STATED EXERCISE 1: In the extract on merging matrix rows, what is printed when no row can be made entirely of prime numbers?
STATED EXERCISE 2: Carry on the extract on merging matrix rows to make one row all prime, starting after its last sentence.

EXTRACT:
* * *
Given a matrix, mat[][] of size N * M, the task is to find the minimum count of operations required to make all elements of at least one row of the given matrix prime. In each operation, merge any two rows of the matrix based on the following conditions:

• If kth elements of both rows of the matrix, i.e, mat[i][k] and mat[j][k] are prime numbers or composite numbers then kth element of the merged row contains min(mat[i][k], mat[j][k]).
• Otherwise, kth element of the merged row contains the element which is prime.

If it is not possible to get all elements of a row as prime numbers, then print -1.

Examples:

Input: mat[][] = { { 4, 6, 5 }, { 2, 9, 12 }, { 32, 7, 18 }, { 12, 4, 35 } }
Output:
Explanation:
Merging mat[0] and mat[1] modifies mat[][] to { { 2, 6, 5 }, { 32, 7, 18 }, { 12, 4, 35 } }
Merging mat[0] and mat[1] modifies mat[][] to { { 2, 7, 5 }, { 12, 4, 35 } }
Since first row of the matrix consists only of prime numbers, the required output is 2.
* * *
RECORD EXTRACTS:
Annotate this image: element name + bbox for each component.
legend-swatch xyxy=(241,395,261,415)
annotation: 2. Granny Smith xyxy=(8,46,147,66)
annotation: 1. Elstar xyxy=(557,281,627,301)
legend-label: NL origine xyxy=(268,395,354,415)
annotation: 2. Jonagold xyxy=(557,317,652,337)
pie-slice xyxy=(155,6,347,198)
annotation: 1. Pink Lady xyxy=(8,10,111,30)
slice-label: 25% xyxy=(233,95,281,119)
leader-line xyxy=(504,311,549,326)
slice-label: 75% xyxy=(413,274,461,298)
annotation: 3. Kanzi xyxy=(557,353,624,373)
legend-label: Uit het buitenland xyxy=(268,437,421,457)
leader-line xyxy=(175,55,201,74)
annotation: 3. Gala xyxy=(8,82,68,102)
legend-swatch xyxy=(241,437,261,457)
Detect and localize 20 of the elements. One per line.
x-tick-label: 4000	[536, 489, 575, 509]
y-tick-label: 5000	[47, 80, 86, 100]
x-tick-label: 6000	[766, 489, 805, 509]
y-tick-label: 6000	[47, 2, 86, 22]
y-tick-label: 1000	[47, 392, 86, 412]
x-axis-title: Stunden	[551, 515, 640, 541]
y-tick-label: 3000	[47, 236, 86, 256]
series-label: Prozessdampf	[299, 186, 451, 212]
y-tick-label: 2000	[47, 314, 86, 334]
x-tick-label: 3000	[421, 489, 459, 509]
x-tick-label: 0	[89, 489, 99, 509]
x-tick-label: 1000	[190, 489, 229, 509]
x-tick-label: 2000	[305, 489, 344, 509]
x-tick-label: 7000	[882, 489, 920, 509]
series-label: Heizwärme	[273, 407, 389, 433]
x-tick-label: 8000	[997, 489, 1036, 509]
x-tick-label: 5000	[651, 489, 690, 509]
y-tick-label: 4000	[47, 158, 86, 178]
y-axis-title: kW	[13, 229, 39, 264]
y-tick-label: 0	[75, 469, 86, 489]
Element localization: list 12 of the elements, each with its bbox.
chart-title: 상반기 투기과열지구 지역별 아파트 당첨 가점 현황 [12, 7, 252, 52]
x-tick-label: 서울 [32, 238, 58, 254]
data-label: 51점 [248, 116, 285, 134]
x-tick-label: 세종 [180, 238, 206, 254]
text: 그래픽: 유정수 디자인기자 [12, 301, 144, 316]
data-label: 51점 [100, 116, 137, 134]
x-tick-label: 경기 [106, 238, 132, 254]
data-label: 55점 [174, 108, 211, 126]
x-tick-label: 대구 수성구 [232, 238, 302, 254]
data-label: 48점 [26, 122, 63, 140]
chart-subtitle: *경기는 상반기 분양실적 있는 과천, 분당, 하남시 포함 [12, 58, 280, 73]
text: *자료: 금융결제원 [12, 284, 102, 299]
* * *
EXERCISE ANSWER 1: -1

EXERCISE ANSWER 2:
Input: mat[][] = { {4, 6}, {8, 3} }
Output: -1
Explanation:
Merging mat[0] and mat[1] modifies mat[][] to { { 4, 3 } }
Since none of the elements in the row is prime, the required output is -1.

Approach:The problem can be solved using Dynamic programming with Bitmasks. Follow the steps below to solve the problem:

• Initialize a variable, say bitmask, where ith bit of bitmask stores if ith column of a row is a prime number or not.
• Initialize an array, say dp[], where dp[X] stores the minimum count of operations required to get X count of prime numbers in a row.
• Traverse each row of the matrix and for update the value of bitmask for each row. Iterate over the range [(1 << (M – 1)), 0] using variable j and update the value of dp[j | bitmask] to min(dp[j | bitmask], dp[j] + 1).
• Finally, check if minimum count of operations required to get M prime numbers in a row is greater than N or not i.e, check if dp[(1 << (M – 1))] is greater than N or not. If found to be true, then print -1.
• Otherwise, print the value of (dp[(1 << (M – 1))] – 1).

Below is the implementation of the above approach.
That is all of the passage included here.